* **STATED EXERCISE**: Show each line from the listing that includes the word "name".

Records:
_ _ _

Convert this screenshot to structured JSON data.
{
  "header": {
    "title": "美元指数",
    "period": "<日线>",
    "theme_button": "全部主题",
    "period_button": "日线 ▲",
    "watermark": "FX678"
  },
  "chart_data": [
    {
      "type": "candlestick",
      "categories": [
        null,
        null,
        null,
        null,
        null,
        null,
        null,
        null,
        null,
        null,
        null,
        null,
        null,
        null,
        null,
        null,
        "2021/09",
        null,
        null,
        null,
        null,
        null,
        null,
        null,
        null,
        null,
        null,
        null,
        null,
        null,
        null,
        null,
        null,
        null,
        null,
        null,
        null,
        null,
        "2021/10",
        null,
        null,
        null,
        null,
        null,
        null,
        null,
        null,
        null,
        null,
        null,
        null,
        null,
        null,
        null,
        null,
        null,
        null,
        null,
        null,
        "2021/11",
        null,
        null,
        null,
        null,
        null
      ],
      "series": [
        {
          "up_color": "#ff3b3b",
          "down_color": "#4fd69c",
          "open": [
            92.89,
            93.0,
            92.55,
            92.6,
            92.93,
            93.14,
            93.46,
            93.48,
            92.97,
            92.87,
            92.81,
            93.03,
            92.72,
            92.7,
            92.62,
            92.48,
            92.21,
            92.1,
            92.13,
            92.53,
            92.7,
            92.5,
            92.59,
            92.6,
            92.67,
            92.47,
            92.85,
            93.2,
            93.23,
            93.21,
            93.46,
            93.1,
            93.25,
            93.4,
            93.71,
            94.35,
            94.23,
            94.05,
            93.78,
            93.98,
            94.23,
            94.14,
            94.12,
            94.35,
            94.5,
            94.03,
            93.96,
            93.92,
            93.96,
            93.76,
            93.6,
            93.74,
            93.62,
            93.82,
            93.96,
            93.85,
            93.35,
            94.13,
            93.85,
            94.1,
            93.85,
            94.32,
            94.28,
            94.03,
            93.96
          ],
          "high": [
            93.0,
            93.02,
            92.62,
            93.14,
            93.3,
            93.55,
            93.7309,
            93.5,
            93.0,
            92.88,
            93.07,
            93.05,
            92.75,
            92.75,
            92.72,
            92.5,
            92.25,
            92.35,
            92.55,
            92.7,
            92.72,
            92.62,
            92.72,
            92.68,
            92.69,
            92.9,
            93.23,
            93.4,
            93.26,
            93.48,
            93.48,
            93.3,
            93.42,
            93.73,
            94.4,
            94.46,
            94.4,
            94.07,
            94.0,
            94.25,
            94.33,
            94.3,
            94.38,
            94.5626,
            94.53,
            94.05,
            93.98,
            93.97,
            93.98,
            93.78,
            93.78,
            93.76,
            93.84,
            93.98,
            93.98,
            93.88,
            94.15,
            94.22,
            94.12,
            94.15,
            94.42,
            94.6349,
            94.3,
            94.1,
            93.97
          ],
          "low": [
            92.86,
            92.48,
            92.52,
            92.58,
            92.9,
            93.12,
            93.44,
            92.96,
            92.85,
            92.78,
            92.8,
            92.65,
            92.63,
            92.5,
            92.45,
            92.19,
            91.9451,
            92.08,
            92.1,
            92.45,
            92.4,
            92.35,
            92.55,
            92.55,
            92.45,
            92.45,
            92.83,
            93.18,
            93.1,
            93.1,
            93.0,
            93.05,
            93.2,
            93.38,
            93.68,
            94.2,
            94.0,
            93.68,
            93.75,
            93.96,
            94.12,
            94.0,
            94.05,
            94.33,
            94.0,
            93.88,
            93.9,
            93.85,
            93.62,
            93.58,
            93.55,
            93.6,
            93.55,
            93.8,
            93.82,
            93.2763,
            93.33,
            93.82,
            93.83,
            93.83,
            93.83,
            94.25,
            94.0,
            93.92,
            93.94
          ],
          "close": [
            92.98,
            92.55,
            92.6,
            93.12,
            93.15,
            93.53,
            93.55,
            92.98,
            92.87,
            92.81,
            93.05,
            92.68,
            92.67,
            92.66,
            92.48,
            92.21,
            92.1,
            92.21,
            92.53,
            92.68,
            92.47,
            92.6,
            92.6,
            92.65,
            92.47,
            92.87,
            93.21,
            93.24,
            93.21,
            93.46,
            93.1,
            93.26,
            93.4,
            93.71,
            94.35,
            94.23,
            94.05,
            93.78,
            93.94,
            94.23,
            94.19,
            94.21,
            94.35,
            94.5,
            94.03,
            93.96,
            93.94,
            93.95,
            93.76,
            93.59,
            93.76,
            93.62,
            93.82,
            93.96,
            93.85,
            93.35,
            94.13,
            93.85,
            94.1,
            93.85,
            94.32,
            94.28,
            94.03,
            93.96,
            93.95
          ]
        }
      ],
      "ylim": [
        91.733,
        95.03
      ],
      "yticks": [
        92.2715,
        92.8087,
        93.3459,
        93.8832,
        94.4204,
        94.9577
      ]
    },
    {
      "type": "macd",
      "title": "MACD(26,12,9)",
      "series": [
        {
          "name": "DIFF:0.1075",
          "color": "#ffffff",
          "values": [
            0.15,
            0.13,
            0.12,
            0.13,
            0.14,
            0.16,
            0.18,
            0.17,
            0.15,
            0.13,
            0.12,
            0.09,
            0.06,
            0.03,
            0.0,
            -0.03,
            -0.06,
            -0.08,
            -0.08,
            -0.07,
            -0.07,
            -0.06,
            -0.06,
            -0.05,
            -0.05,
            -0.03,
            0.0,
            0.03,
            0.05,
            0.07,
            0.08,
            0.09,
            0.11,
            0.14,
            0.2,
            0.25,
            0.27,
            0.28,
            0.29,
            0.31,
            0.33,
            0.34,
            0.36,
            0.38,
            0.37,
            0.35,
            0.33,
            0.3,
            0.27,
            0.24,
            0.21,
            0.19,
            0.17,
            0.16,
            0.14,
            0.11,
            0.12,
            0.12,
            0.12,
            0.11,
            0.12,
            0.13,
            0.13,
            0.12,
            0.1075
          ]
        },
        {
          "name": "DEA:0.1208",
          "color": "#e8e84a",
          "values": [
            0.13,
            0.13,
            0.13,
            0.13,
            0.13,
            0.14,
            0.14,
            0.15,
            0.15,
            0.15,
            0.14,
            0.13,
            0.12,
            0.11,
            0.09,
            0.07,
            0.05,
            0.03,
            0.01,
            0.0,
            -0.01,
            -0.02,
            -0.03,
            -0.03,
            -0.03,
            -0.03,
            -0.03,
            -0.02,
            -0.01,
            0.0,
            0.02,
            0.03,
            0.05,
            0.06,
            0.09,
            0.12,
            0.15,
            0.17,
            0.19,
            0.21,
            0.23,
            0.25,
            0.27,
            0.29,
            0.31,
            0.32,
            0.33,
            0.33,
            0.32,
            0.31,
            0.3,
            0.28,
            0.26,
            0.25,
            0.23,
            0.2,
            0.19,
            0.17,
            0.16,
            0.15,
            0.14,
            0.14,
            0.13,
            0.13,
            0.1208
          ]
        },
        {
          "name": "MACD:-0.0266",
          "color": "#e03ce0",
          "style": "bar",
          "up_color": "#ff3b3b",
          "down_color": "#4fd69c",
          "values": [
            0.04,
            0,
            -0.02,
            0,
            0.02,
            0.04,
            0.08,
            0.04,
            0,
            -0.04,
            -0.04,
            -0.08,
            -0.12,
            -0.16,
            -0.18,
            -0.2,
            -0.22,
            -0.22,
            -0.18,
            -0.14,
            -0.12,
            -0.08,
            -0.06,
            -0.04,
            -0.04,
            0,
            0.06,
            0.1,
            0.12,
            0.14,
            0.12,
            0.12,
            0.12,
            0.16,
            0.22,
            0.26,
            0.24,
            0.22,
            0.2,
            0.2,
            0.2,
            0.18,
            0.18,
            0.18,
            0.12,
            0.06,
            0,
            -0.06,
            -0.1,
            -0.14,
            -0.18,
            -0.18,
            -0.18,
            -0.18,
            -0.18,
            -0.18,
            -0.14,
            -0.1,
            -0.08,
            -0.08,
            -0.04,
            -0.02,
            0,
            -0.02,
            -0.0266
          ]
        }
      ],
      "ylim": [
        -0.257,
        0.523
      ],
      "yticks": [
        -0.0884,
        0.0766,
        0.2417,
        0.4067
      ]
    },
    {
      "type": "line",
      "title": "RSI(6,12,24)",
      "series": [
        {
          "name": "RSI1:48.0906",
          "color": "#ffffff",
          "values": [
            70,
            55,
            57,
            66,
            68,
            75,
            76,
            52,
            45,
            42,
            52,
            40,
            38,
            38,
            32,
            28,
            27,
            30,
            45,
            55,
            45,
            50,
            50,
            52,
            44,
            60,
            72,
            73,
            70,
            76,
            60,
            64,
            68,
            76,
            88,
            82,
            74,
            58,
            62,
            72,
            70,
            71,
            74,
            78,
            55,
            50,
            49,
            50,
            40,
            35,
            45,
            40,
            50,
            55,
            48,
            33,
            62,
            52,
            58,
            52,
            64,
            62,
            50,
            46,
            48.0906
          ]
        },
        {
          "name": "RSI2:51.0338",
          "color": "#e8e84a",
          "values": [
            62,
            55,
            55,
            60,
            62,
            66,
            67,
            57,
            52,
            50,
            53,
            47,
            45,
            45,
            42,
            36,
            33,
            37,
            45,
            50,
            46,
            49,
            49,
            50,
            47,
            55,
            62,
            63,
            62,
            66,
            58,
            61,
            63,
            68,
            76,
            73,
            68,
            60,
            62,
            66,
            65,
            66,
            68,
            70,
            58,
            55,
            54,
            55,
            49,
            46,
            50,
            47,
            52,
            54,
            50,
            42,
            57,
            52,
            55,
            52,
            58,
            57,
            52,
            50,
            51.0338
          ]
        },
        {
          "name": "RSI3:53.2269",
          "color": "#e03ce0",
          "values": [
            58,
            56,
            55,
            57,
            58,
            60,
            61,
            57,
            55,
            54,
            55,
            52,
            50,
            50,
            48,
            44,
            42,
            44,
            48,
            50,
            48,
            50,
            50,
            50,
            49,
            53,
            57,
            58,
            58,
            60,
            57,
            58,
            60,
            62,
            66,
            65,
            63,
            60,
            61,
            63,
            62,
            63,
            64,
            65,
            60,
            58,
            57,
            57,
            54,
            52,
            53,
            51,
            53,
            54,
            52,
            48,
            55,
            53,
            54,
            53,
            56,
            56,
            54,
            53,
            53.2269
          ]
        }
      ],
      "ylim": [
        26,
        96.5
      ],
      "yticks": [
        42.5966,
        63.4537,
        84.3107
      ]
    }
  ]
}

_ _ _

* **WORKED ANSWER**:
          "name": "DIFF:0.1075",
          "name": "DEA:0.1208",
          "name": "MACD:-0.0266",
          "name": "RSI1:48.0906",
          "name": "RSI2:51.0338",
          "name": "RSI3:53.2269",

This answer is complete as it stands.